Exercise description: Are you able to quote each entry exactly as written?

Material for this exercise Start Marker

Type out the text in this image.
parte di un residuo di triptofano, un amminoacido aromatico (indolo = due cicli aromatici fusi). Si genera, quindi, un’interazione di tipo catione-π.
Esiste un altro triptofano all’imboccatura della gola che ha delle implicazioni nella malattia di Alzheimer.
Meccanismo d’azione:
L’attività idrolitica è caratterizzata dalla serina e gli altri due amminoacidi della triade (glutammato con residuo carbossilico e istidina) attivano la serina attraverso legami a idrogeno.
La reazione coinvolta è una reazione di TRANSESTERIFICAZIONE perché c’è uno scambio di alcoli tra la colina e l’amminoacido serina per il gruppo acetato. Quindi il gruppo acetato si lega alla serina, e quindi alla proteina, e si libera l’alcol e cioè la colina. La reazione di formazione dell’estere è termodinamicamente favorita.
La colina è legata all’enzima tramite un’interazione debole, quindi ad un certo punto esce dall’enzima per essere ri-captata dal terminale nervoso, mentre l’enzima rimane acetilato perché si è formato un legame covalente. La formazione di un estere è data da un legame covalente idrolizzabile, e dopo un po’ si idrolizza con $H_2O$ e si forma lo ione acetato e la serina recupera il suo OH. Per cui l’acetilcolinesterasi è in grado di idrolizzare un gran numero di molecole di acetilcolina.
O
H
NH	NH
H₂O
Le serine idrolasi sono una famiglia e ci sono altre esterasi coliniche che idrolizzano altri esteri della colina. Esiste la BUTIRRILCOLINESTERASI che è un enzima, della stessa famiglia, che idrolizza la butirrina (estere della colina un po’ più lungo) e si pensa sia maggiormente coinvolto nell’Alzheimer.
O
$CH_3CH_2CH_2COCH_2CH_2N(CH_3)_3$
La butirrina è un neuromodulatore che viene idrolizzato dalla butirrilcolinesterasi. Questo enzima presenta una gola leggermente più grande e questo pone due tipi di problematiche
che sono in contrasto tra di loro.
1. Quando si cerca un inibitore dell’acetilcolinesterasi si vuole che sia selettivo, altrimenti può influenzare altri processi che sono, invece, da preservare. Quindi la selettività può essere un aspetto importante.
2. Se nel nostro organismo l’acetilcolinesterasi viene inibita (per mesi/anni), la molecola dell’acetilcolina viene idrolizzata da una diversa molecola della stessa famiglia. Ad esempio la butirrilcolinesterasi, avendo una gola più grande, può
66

Material for this exercise End Marker

Answer to this exercise:
Type out the text in this image.
parte di un residuo di triptofano, un amminoacido aromatico (indolo = due cicli aromatici fusi). Si genera, quindi, un’interazione di tipo catione-π.
Esiste un altro triptofano all’imboccatura della gola che ha delle implicazioni nella malattia di Alzheimer.
Meccanismo d’azione:
L’attività idrolitica è caratterizzata dalla serina e gli altri due amminoacidi della triade (glutammato con residuo carbossilico e istidina) attivano la serina attraverso legami a idrogeno.
La reazione coinvolta è una reazione di TRANSESTERIFICAZIONE perché c’è uno scambio di alcoli tra la colina e l’amminoacido serina per il gruppo acetato. Quindi il gruppo acetato si lega alla serina, e quindi alla proteina, e si libera l’alcol e cioè la colina. La reazione di formazione dell’estere è termodinamicamente favorita.
La colina è legata all’enzima tramite un’interazione debole, quindi ad un certo punto esce dall’enzima per essere ri-captata dal terminale nervoso, mentre l’enzima rimane acetilato perché si è formato un legame covalente. La formazione di un estere è data da un legame covalente idrolizzabile, e dopo un po’ si idrolizza con $H_2O$ e si forma lo ione acetato e la serina recupera il suo OH. Per cui l’acetilcolinesterasi è in grado di idrolizzare un gran numero di molecole di acetilcolina.
O
H
NH	NH
H₂O
Le serine idrolasi sono una famiglia e ci sono altre esterasi coliniche che idrolizzano altri esteri della colina. Esiste la BUTIRRILCOLINESTERASI che è un enzima, della stessa famiglia, che idrolizza la butirrina (estere della colina un po’ più lungo) e si pensa sia maggiormente coinvolto nell’Alzheimer.
O
$CH_3CH_2CH_2COCH_2CH_2N(CH_3)_3$
La butirrina è un neuromodulatore che viene idrolizzato dalla butirrilcolinesterasi. Questo enzima presenta una gola leggermente più grande e questo pone due tipi di problematiche
che sono in contrasto tra di loro.
1. Quando si cerca un inibitore dell’acetilcolinesterasi si vuole che sia selettivo, altrimenti può influenzare altri processi che sono, invece, da preservare. Quindi la selettività può essere un aspetto importante.
2. Se nel nostro organismo l’acetilcolinesterasi viene inibita (per mesi/anni), la molecola dell’acetilcolina viene idrolizzata da una diversa molecola della stessa famiglia. Ad esempio la butirrilcolinesterasi, avendo una gola più grande, può
66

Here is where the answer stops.